### Task directions
Each entry that follows must be output without any deviation.
# start of Extracted information
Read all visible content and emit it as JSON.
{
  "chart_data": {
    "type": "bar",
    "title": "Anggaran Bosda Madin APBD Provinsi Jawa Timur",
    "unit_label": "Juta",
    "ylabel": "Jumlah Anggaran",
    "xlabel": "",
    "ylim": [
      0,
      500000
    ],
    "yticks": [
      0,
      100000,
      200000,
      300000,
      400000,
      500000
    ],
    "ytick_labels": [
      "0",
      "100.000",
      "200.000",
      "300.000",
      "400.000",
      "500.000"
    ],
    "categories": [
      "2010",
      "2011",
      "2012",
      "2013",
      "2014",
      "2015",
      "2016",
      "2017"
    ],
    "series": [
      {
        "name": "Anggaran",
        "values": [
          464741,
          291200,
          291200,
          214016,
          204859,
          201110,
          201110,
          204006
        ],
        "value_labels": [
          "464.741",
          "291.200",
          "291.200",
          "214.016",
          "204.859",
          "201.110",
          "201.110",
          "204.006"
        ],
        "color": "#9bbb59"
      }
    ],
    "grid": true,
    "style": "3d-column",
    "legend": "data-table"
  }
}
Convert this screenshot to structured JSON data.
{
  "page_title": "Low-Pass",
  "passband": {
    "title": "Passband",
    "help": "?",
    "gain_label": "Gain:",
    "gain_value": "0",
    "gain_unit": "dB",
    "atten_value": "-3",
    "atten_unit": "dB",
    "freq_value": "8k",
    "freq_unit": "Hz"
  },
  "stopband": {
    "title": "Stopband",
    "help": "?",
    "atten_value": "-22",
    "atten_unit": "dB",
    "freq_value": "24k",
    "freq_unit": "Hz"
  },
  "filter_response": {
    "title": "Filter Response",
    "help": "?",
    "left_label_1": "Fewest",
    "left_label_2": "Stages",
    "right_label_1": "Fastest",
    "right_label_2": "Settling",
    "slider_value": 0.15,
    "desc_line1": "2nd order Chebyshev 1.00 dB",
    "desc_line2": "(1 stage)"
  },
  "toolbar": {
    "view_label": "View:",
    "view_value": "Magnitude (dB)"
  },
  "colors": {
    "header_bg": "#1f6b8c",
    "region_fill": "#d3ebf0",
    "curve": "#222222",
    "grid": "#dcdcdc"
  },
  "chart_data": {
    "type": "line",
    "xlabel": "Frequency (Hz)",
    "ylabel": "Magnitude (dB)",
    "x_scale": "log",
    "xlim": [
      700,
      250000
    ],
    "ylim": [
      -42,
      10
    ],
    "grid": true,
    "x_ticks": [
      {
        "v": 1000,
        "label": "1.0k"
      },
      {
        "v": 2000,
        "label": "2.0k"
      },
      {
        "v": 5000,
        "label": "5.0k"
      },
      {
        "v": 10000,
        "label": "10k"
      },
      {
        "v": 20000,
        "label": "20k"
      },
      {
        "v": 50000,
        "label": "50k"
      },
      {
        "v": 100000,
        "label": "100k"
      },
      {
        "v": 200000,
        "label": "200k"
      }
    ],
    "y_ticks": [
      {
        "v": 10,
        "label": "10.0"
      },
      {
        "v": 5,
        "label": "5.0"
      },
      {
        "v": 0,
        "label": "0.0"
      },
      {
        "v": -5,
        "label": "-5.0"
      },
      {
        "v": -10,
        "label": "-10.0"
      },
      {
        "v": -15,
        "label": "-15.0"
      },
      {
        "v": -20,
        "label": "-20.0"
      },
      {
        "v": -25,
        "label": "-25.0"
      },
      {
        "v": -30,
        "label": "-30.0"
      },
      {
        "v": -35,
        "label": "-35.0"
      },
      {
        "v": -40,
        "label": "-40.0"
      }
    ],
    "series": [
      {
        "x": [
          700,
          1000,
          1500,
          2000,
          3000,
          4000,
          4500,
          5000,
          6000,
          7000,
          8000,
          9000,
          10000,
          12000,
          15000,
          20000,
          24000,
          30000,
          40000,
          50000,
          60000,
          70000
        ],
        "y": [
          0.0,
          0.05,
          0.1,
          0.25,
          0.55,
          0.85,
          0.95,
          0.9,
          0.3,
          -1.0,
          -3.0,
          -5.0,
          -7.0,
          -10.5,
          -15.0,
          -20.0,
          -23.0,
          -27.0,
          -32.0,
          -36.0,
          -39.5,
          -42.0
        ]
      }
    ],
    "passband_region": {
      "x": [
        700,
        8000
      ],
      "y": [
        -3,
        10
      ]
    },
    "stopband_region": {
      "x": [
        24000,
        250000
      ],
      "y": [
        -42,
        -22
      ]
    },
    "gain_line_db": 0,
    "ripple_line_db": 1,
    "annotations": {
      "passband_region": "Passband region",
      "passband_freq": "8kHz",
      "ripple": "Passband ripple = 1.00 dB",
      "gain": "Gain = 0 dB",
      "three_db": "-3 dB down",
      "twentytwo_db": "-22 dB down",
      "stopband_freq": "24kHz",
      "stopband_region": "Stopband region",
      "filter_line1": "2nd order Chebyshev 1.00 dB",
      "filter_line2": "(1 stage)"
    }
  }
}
# end of Extracted information
### Complete output
Read all visible content and emit it as JSON.
{
  "chart_data": {
    "type": "bar",
    "title": "Anggaran Bosda Madin APBD Provinsi Jawa Timur",
    "unit_label": "Juta",
    "ylabel": "Jumlah Anggaran",
    "xlabel": "",
    "ylim": [
      0,
      500000
    ],
    "yticks": [
      0,
      100000,
      200000,
      300000,
      400000,
      500000
    ],
    "ytick_labels": [
      "0",
      "100.000",
      "200.000",
      "300.000",
      "400.000",
      "500.000"
    ],
    "categories": [
      "2010",
      "2011",
      "2012",
      "2013",
      "2014",
      "2015",
      "2016",
      "2017"
    ],
    "series": [
      {
        "name": "Anggaran",
        "values": [
          464741,
          291200,
          291200,
          214016,
          204859,
          201110,
          201110,
          204006
        ],
        "value_labels": [
          "464.741",
          "291.200",
          "291.200",
          "214.016",
          "204.859",
          "201.110",
          "201.110",
          "204.006"
        ],
        "color": "#9bbb59"
      }
    ],
    "grid": true,
    "style": "3d-column",
    "legend": "data-table"
  }
}
Convert this screenshot to structured JSON data.
{
  "page_title": "Low-Pass",
  "passband": {
    "title": "Passband",
    "help": "?",
    "gain_label": "Gain:",
    "gain_value": "0",
    "gain_unit": "dB",
    "atten_value": "-3",
    "atten_unit": "dB",
    "freq_value": "8k",
    "freq_unit": "Hz"
  },
  "stopband": {
    "title": "Stopband",
    "help": "?",
    "atten_value": "-22",
    "atten_unit": "dB",
    "freq_value": "24k",
    "freq_unit": "Hz"
  },
  "filter_response": {
    "title": "Filter Response",
    "help": "?",
    "left_label_1": "Fewest",
    "left_label_2": "Stages",
    "right_label_1": "Fastest",
    "right_label_2": "Settling",
    "slider_value": 0.15,
    "desc_line1": "2nd order Chebyshev 1.00 dB",
    "desc_line2": "(1 stage)"
  },
  "toolbar": {
    "view_label": "View:",
    "view_value": "Magnitude (dB)"
  },
  "colors": {
    "header_bg": "#1f6b8c",
    "region_fill": "#d3ebf0",
    "curve": "#222222",
    "grid": "#dcdcdc"
  },
  "chart_data": {
    "type": "line",
    "xlabel": "Frequency (Hz)",
    "ylabel": "Magnitude (dB)",
    "x_scale": "log",
    "xlim": [
      700,
      250000
    ],
    "ylim": [
      -42,
      10
    ],
    "grid": true,
    "x_ticks": [
      {
        "v": 1000,
        "label": "1.0k"
      },
      {
        "v": 2000,
        "label": "2.0k"
      },
      {
        "v": 5000,
        "label": "5.0k"
      },
      {
        "v": 10000,
        "label": "10k"
      },
      {
        "v": 20000,
        "label": "20k"
      },
      {
        "v": 50000,
        "label": "50k"
      },
      {
        "v": 100000,
        "label": "100k"
      },
      {
        "v": 200000,
        "label": "200k"
      }
    ],
    "y_ticks": [
      {
        "v": 10,
        "label": "10.0"
      },
      {
        "v": 5,
        "label": "5.0"
      },
      {
        "v": 0,
        "label": "0.0"
      },
      {
        "v": -5,
        "label": "-5.0"
      },
      {
        "v": -10,
        "label": "-10.0"
      },
      {
        "v": -15,
        "label": "-15.0"
      },
      {
        "v": -20,
        "label": "-20.0"
      },
      {
        "v": -25,
        "label": "-25.0"
      },
      {
        "v": -30,
        "label": "-30.0"
      },
      {
        "v": -35,
        "label": "-35.0"
      },
      {
        "v": -40,
        "label": "-40.0"
      }
    ],
    "series": [
      {
        "x": [
          700,
          1000,
          1500,
          2000,
          3000,
          4000,
          4500,
          5000,
          6000,
          7000,
          8000,
          9000,
          10000,
          12000,
          15000,
          20000,
          24000,
          30000,
          40000,
          50000,
          60000,
          70000
        ],
        "y": [
          0.0,
          0.05,
          0.1,
          0.25,
          0.55,
          0.85,
          0.95,
          0.9,
          0.3,
          -1.0,
          -3.0,
          -5.0,
          -7.0,
          -10.5,
          -15.0,
          -20.0,
          -23.0,
          -27.0,
          -32.0,
          -36.0,
          -39.5,
          -42.0
        ]
      }
    ],
    "passband_region": {
      "x": [
        700,
        8000
      ],
      "y": [
        -3,
        10
      ]
    },
    "stopband_region": {
      "x": [
        24000,
        250000
      ],
      "y": [
        -42,
        -22
      ]
    },
    "gain_line_db": 0,
    "ripple_line_db": 1,
    "annotations": {
      "passband_region": "Passband region",
      "passband_freq": "8kHz",
      "ripple": "Passband ripple = 1.00 dB",
      "gain": "Gain = 0 dB",
      "three_db": "-3 dB down",
      "twentytwo_db": "-22 dB down",
      "stopband_freq": "24kHz",
      "stopband_region": "Stopband region",
      "filter_line1": "2nd order Chebyshev 1.00 dB",
      "filter_line2": "(1 stage)"
    }
  }
}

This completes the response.